EXERCISE AIM ▸ Exactly how many lines have the word "зависимости"? Answer with the bare number.

DATASET EXCERPTS ▸
__________________________________________________

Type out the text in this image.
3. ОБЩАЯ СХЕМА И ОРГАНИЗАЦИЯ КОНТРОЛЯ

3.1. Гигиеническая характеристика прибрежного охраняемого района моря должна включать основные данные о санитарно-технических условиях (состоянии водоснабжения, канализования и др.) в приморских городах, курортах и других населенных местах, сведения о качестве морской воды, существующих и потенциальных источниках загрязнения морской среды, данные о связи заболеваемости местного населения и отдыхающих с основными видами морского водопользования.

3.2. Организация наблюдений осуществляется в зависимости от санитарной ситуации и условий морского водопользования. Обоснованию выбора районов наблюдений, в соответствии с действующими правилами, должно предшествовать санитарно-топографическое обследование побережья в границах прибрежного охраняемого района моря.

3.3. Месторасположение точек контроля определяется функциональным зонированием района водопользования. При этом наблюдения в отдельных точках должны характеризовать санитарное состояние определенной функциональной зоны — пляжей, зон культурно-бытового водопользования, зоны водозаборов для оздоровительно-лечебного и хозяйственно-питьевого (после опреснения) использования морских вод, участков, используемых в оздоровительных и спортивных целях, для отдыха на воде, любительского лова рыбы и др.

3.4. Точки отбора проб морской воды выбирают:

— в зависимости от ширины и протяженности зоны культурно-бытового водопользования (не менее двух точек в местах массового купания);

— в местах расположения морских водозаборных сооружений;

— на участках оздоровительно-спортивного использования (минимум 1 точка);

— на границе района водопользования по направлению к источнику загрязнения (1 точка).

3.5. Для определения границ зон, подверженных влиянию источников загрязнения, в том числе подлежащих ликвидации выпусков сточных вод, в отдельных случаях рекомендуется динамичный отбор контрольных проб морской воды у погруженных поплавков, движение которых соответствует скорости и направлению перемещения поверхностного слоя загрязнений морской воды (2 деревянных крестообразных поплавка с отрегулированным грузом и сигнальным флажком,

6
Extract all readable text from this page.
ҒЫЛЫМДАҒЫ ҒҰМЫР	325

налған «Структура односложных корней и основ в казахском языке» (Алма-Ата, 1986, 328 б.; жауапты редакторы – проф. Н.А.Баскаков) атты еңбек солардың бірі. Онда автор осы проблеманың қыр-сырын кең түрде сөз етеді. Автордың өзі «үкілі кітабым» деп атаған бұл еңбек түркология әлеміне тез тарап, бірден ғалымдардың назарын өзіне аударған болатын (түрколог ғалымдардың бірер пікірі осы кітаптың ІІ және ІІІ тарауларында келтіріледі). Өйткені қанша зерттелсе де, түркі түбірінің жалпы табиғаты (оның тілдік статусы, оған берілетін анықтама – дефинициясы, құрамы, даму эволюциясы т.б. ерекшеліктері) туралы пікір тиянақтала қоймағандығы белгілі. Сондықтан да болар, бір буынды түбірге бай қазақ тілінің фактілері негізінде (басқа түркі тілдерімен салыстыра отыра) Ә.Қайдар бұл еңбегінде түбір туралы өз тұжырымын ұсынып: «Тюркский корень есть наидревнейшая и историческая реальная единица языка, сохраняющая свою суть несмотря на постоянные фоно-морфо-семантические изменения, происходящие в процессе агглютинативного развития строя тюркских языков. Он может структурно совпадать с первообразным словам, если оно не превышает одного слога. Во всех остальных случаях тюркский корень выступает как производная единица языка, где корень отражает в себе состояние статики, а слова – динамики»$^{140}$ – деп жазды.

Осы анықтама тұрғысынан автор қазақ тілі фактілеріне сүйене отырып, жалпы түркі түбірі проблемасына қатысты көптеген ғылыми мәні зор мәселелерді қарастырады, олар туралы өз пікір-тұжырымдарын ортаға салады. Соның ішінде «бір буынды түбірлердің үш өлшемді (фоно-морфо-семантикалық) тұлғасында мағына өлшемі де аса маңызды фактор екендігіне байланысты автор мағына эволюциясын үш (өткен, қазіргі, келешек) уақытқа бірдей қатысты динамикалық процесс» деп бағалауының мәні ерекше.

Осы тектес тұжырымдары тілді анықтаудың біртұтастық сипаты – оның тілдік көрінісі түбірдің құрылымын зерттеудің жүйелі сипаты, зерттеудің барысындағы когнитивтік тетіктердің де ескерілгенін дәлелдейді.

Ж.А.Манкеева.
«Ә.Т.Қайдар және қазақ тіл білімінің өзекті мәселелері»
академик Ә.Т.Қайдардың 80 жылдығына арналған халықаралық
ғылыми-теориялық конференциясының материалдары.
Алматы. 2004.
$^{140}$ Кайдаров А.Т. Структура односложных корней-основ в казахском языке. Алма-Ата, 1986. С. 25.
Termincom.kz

__________________________________________________

WRITTEN REPLY ▸ 2